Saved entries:
================================
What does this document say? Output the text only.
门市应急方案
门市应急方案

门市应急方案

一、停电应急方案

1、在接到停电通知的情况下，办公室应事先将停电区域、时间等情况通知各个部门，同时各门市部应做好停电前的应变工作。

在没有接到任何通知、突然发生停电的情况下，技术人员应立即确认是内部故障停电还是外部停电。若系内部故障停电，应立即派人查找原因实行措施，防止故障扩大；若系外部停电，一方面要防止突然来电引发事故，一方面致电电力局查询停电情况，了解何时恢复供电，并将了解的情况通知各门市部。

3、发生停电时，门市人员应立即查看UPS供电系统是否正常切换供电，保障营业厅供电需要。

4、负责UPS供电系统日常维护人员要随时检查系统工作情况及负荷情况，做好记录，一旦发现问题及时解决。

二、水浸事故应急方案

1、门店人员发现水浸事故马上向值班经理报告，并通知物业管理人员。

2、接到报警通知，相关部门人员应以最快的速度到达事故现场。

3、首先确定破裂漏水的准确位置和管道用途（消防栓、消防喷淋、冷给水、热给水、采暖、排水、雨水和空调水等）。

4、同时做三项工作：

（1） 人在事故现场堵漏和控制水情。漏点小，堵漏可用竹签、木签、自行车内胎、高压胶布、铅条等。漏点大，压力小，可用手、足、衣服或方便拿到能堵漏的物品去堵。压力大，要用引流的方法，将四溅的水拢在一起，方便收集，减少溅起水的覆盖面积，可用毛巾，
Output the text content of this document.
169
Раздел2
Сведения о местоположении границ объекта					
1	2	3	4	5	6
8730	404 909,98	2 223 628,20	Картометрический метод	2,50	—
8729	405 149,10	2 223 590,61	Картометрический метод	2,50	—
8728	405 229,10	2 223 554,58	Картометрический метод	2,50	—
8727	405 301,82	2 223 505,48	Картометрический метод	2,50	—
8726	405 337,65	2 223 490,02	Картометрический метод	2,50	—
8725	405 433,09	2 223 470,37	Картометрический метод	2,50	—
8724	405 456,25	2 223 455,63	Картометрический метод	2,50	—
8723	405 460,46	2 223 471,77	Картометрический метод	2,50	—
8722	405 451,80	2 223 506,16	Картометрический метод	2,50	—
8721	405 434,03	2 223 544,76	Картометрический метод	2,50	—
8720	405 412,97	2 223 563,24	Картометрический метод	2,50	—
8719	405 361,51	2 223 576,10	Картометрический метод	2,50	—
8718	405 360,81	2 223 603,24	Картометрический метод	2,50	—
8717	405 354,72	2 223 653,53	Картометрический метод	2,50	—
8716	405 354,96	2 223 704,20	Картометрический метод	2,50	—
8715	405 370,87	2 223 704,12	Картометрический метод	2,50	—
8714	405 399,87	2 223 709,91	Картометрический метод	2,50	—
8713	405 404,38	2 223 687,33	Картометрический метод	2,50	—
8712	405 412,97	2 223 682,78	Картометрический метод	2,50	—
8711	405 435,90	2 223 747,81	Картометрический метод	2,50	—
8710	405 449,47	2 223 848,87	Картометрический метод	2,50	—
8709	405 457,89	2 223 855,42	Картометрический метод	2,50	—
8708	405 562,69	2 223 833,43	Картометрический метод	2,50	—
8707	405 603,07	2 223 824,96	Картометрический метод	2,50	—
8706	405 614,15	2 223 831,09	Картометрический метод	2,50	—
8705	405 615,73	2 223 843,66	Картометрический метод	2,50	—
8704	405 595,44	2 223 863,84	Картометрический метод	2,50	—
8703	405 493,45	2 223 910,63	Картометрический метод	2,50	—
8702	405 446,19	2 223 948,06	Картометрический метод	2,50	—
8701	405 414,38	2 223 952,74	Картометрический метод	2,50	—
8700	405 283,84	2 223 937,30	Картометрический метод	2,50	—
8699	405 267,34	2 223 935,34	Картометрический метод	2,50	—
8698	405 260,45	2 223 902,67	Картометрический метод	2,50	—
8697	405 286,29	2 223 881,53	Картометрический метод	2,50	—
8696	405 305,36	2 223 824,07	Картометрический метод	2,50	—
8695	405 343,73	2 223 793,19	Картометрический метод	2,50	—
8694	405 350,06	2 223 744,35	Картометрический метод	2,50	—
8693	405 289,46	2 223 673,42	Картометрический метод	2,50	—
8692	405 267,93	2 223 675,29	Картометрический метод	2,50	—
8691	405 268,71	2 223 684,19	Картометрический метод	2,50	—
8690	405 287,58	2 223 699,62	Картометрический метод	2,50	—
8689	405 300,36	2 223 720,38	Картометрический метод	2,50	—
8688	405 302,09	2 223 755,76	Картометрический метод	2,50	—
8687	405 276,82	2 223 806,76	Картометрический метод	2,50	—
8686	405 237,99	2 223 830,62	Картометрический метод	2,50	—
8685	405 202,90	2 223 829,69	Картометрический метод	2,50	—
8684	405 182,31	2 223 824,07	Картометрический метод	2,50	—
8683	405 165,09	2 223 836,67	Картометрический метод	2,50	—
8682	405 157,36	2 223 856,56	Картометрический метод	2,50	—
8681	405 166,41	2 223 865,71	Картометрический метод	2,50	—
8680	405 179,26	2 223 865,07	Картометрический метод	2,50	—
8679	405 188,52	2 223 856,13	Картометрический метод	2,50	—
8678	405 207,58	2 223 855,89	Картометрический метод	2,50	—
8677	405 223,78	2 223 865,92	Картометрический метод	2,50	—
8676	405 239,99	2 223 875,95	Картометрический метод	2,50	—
================================
To be done:
Repeat each record exactly. Omit nothing.

Exercise output:
What does this document say? Output the text only.
门市应急方案
门市应急方案

门市应急方案

一、停电应急方案

1、在接到停电通知的情况下，办公室应事先将停电区域、时间等情况通知各个部门，同时各门市部应做好停电前的应变工作。

在没有接到任何通知、突然发生停电的情况下，技术人员应立即确认是内部故障停电还是外部停电。若系内部故障停电，应立即派人查找原因实行措施，防止故障扩大；若系外部停电，一方面要防止突然来电引发事故，一方面致电电力局查询停电情况，了解何时恢复供电，并将了解的情况通知各门市部。

3、发生停电时，门市人员应立即查看UPS供电系统是否正常切换供电，保障营业厅供电需要。

4、负责UPS供电系统日常维护人员要随时检查系统工作情况及负荷情况，做好记录，一旦发现问题及时解决。

二、水浸事故应急方案

1、门店人员发现水浸事故马上向值班经理报告，并通知物业管理人员。

2、接到报警通知，相关部门人员应以最快的速度到达事故现场。

3、首先确定破裂漏水的准确位置和管道用途（消防栓、消防喷淋、冷给水、热给水、采暖、排水、雨水和空调水等）。

4、同时做三项工作：

（1） 人在事故现场堵漏和控制水情。漏点小，堵漏可用竹签、木签、自行车内胎、高压胶布、铅条等。漏点大，压力小，可用手、足、衣服或方便拿到能堵漏的物品去堵。压力大，要用引流的方法，将四溅的水拢在一起，方便收集，减少溅起水的覆盖面积，可用毛巾，
Output the text content of this document.
169
Раздел2
Сведения о местоположении границ объекта					
1	2	3	4	5	6
8730	404 909,98	2 223 628,20	Картометрический метод	2,50	—
8729	405 149,10	2 223 590,61	Картометрический метод	2,50	—
8728	405 229,10	2 223 554,58	Картометрический метод	2,50	—
8727	405 301,82	2 223 505,48	Картометрический метод	2,50	—
8726	405 337,65	2 223 490,02	Картометрический метод	2,50	—
8725	405 433,09	2 223 470,37	Картометрический метод	2,50	—
8724	405 456,25	2 223 455,63	Картометрический метод	2,50	—
8723	405 460,46	2 223 471,77	Картометрический метод	2,50	—
8722	405 451,80	2 223 506,16	Картометрический метод	2,50	—
8721	405 434,03	2 223 544,76	Картометрический метод	2,50	—
8720	405 412,97	2 223 563,24	Картометрический метод	2,50	—
8719	405 361,51	2 223 576,10	Картометрический метод	2,50	—
8718	405 360,81	2 223 603,24	Картометрический метод	2,50	—
8717	405 354,72	2 223 653,53	Картометрический метод	2,50	—
8716	405 354,96	2 223 704,20	Картометрический метод	2,50	—
8715	405 370,87	2 223 704,12	Картометрический метод	2,50	—
8714	405 399,87	2 223 709,91	Картометрический метод	2,50	—
8713	405 404,38	2 223 687,33	Картометрический метод	2,50	—
8712	405 412,97	2 223 682,78	Картометрический метод	2,50	—
8711	405 435,90	2 223 747,81	Картометрический метод	2,50	—
8710	405 449,47	2 223 848,87	Картометрический метод	2,50	—
8709	405 457,89	2 223 855,42	Картометрический метод	2,50	—
8708	405 562,69	2 223 833,43	Картометрический метод	2,50	—
8707	405 603,07	2 223 824,96	Картометрический метод	2,50	—
8706	405 614,15	2 223 831,09	Картометрический метод	2,50	—
8705	405 615,73	2 223 843,66	Картометрический метод	2,50	—
8704	405 595,44	2 223 863,84	Картометрический метод	2,50	—
8703	405 493,45	2 223 910,63	Картометрический метод	2,50	—
8702	405 446,19	2 223 948,06	Картометрический метод	2,50	—
8701	405 414,38	2 223 952,74	Картометрический метод	2,50	—
8700	405 283,84	2 223 937,30	Картометрический метод	2,50	—
8699	405 267,34	2 223 935,34	Картометрический метод	2,50	—
8698	405 260,45	2 223 902,67	Картометрический метод	2,50	—
8697	405 286,29	2 223 881,53	Картометрический метод	2,50	—
8696	405 305,36	2 223 824,07	Картометрический метод	2,50	—
8695	405 343,73	2 223 793,19	Картометрический метод	2,50	—
8694	405 350,06	2 223 744,35	Картометрический метод	2,50	—
8693	405 289,46	2 223 673,42	Картометрический метод	2,50	—
8692	405 267,93	2 223 675,29	Картометрический метод	2,50	—
8691	405 268,71	2 223 684,19	Картометрический метод	2,50	—
8690	405 287,58	2 223 699,62	Картометрический метод	2,50	—
8689	405 300,36	2 223 720,38	Картометрический метод	2,50	—
8688	405 302,09	2 223 755,76	Картометрический метод	2,50	—
8687	405 276,82	2 223 806,76	Картометрический метод	2,50	—
8686	405 237,99	2 223 830,62	Картометрический метод	2,50	—
8685	405 202,90	2 223 829,69	Картометрический метод	2,50	—
8684	405 182,31	2 223 824,07	Картометрический метод	2,50	—
8683	405 165,09	2 223 836,67	Картометрический метод	2,50	—
8682	405 157,36	2 223 856,56	Картометрический метод	2,50	—
8681	405 166,41	2 223 865,71	Картометрический метод	2,50	—
8680	405 179,26	2 223 865,07	Картометрический метод	2,50	—
8679	405 188,52	2 223 856,13	Картометрический метод	2,50	—
8678	405 207,58	2 223 855,89	Картометрический метод	2,50	—
8677	405 223,78	2 223 865,92	Картометрический метод	2,50	—
8676	405 239,99	2 223 875,95	Картометрический метод	2,50	—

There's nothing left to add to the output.